**Task details**
Can you retype every record below exactly as written?

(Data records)

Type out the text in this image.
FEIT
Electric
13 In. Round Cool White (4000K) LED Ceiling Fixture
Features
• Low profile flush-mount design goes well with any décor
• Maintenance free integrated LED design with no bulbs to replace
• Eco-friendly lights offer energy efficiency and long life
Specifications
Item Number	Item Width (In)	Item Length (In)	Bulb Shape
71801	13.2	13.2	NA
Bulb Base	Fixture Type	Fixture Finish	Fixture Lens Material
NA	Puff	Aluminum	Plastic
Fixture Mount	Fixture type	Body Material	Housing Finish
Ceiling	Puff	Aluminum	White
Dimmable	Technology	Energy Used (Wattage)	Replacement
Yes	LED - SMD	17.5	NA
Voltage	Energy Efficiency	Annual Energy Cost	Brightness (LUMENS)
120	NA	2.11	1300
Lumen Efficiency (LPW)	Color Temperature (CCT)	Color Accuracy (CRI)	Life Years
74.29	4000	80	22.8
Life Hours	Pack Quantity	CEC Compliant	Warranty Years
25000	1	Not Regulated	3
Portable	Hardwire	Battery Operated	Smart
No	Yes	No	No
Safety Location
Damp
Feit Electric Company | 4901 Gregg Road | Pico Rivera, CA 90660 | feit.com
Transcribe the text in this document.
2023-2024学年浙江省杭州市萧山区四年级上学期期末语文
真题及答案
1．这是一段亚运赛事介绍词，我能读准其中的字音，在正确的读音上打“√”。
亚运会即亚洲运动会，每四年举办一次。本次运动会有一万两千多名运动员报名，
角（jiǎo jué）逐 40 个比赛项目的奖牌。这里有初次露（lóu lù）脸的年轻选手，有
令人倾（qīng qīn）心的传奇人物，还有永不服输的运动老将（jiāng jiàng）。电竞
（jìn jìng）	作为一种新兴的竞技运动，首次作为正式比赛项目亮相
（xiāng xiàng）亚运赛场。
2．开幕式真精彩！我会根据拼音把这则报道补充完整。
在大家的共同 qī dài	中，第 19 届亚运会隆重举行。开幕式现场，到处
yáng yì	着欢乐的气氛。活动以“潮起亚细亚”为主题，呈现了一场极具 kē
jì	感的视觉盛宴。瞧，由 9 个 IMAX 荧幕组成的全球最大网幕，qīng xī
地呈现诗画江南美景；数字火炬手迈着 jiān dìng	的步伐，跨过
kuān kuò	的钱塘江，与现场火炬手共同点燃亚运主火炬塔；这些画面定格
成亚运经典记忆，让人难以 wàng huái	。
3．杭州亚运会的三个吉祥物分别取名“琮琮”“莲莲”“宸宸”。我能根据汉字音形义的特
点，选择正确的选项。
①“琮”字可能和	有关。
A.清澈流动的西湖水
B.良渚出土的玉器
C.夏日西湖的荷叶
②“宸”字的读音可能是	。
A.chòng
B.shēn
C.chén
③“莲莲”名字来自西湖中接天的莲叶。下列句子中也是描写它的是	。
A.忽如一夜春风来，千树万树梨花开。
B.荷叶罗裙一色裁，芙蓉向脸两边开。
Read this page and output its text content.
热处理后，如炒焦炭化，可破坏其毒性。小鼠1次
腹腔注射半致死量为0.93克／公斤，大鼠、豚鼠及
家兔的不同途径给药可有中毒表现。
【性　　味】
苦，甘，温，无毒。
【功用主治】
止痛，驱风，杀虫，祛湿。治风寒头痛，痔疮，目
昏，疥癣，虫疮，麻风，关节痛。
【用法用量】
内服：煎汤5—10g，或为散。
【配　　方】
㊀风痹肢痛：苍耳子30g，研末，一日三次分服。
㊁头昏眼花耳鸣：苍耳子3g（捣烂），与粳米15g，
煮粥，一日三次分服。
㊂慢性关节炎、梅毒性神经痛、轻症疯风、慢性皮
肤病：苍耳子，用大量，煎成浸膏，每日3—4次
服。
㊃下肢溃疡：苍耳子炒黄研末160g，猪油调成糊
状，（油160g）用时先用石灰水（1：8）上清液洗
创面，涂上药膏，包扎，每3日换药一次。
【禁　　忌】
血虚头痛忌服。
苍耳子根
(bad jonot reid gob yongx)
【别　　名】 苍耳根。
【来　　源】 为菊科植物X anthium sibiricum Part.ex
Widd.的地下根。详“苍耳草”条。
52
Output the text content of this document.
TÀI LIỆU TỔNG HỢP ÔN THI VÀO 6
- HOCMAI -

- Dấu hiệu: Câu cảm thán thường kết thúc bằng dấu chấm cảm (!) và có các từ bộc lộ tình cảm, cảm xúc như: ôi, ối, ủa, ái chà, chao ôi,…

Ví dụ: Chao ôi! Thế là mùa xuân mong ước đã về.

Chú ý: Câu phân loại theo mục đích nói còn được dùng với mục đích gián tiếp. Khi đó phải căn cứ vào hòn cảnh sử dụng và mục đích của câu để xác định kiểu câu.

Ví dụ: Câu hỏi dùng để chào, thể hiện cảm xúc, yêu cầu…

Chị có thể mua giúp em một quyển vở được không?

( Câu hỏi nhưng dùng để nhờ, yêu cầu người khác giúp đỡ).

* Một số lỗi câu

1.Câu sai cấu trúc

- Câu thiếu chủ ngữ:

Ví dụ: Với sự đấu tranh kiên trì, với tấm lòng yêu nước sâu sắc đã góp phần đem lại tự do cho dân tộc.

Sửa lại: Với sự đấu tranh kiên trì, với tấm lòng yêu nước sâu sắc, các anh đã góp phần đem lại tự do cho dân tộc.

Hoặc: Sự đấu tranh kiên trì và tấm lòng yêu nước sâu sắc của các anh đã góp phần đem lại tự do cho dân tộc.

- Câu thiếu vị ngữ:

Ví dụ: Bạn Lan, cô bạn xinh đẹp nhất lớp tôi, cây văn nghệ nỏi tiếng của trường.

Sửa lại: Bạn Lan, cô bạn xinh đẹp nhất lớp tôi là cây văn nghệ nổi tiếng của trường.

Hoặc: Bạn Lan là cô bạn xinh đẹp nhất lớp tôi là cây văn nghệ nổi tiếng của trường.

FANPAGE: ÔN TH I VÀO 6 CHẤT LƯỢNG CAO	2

**Completed task**
Type out the text in this image.
FEIT
Electric
13 In. Round Cool White (4000K) LED Ceiling Fixture
Features
• Low profile flush-mount design goes well with any décor
• Maintenance free integrated LED design with no bulbs to replace
• Eco-friendly lights offer energy efficiency and long life
Specifications
Item Number	Item Width (In)	Item Length (In)	Bulb Shape
71801	13.2	13.2	NA
Bulb Base	Fixture Type	Fixture Finish	Fixture Lens Material
NA	Puff	Aluminum	Plastic
Fixture Mount	Fixture type	Body Material	Housing Finish
Ceiling	Puff	Aluminum	White
Dimmable	Technology	Energy Used (Wattage)	Replacement
Yes	LED - SMD	17.5	NA
Voltage	Energy Efficiency	Annual Energy Cost	Brightness (LUMENS)
120	NA	2.11	1300
Lumen Efficiency (LPW)	Color Temperature (CCT)	Color Accuracy (CRI)	Life Years
74.29	4000	80	22.8
Life Hours	Pack Quantity	CEC Compliant	Warranty Years
25000	1	Not Regulated	3
Portable	Hardwire	Battery Operated	Smart
No	Yes	No	No
Safety Location
Damp
Feit Electric Company | 4901 Gregg Road | Pico Rivera, CA 90660 | feit.com
Transcribe the text in this document.
2023-2024学年浙江省杭州市萧山区四年级上学期期末语文
真题及答案
1．这是一段亚运赛事介绍词，我能读准其中的字音，在正确的读音上打“√”。
亚运会即亚洲运动会，每四年举办一次。本次运动会有一万两千多名运动员报名，
角（jiǎo jué）逐 40 个比赛项目的奖牌。这里有初次露（lóu lù）脸的年轻选手，有
令人倾（qīng qīn）心的传奇人物，还有永不服输的运动老将（jiāng jiàng）。电竞
（jìn jìng）	作为一种新兴的竞技运动，首次作为正式比赛项目亮相
（xiāng xiàng）亚运赛场。
2．开幕式真精彩！我会根据拼音把这则报道补充完整。
在大家的共同 qī dài	中，第 19 届亚运会隆重举行。开幕式现场，到处
yáng yì	着欢乐的气氛。活动以“潮起亚细亚”为主题，呈现了一场极具 kē
jì	感的视觉盛宴。瞧，由 9 个 IMAX 荧幕组成的全球最大网幕，qīng xī
地呈现诗画江南美景；数字火炬手迈着 jiān dìng	的步伐，跨过
kuān kuò	的钱塘江，与现场火炬手共同点燃亚运主火炬塔；这些画面定格
成亚运经典记忆，让人难以 wàng huái	。
3．杭州亚运会的三个吉祥物分别取名“琮琮”“莲莲”“宸宸”。我能根据汉字音形义的特
点，选择正确的选项。
①“琮”字可能和	有关。
A.清澈流动的西湖水
B.良渚出土的玉器
C.夏日西湖的荷叶
②“宸”字的读音可能是	。
A.chòng
B.shēn
C.chén
③“莲莲”名字来自西湖中接天的莲叶。下列句子中也是描写它的是	。
A.忽如一夜春风来，千树万树梨花开。
B.荷叶罗裙一色裁，芙蓉向脸两边开。
Read this page and output its text content.
热处理后，如炒焦炭化，可破坏其毒性。小鼠1次
腹腔注射半致死量为0.93克／公斤，大鼠、豚鼠及
家兔的不同途径给药可有中毒表现。
【性　　味】
苦，甘，温，无毒。
【功用主治】
止痛，驱风，杀虫，祛湿。治风寒头痛，痔疮，目
昏，疥癣，虫疮，麻风，关节痛。
【用法用量】
内服：煎汤5—10g，或为散。
【配　　方】
㊀风痹肢痛：苍耳子30g，研末，一日三次分服。
㊁头昏眼花耳鸣：苍耳子3g（捣烂），与粳米15g，
煮粥，一日三次分服。
㊂慢性关节炎、梅毒性神经痛、轻症疯风、慢性皮
肤病：苍耳子，用大量，煎成浸膏，每日3—4次
服。
㊃下肢溃疡：苍耳子炒黄研末160g，猪油调成糊
状，（油160g）用时先用石灰水（1：8）上清液洗
创面，涂上药膏，包扎，每3日换药一次。
【禁　　忌】
血虚头痛忌服。
苍耳子根
(bad jonot reid gob yongx)
【别　　名】 苍耳根。
【来　　源】 为菊科植物X anthium sibiricum Part.ex
Widd.的地下根。详“苍耳草”条。
52
Output the text content of this document.
TÀI LIỆU TỔNG HỢP ÔN THI VÀO 6
- HOCMAI -

- Dấu hiệu: Câu cảm thán thường kết thúc bằng dấu chấm cảm (!) và có các từ bộc lộ tình cảm, cảm xúc như: ôi, ối, ủa, ái chà, chao ôi,…

Ví dụ: Chao ôi! Thế là mùa xuân mong ước đã về.

Chú ý: Câu phân loại theo mục đích nói còn được dùng với mục đích gián tiếp. Khi đó phải căn cứ vào hòn cảnh sử dụng và mục đích của câu để xác định kiểu câu.

Ví dụ: Câu hỏi dùng để chào, thể hiện cảm xúc, yêu cầu…

Chị có thể mua giúp em một quyển vở được không?

( Câu hỏi nhưng dùng để nhờ, yêu cầu người khác giúp đỡ).

* Một số lỗi câu

1.Câu sai cấu trúc

- Câu thiếu chủ ngữ:

Ví dụ: Với sự đấu tranh kiên trì, với tấm lòng yêu nước sâu sắc đã góp phần đem lại tự do cho dân tộc.

Sửa lại: Với sự đấu tranh kiên trì, với tấm lòng yêu nước sâu sắc, các anh đã góp phần đem lại tự do cho dân tộc.

Hoặc: Sự đấu tranh kiên trì và tấm lòng yêu nước sâu sắc của các anh đã góp phần đem lại tự do cho dân tộc.

- Câu thiếu vị ngữ:

Ví dụ: Bạn Lan, cô bạn xinh đẹp nhất lớp tôi, cây văn nghệ nỏi tiếng của trường.

Sửa lại: Bạn Lan, cô bạn xinh đẹp nhất lớp tôi là cây văn nghệ nổi tiếng của trường.

Hoặc: Bạn Lan là cô bạn xinh đẹp nhất lớp tôi là cây văn nghệ nổi tiếng của trường.

FANPAGE: ÔN TH I VÀO 6 CHẤT LƯỢNG CAO	2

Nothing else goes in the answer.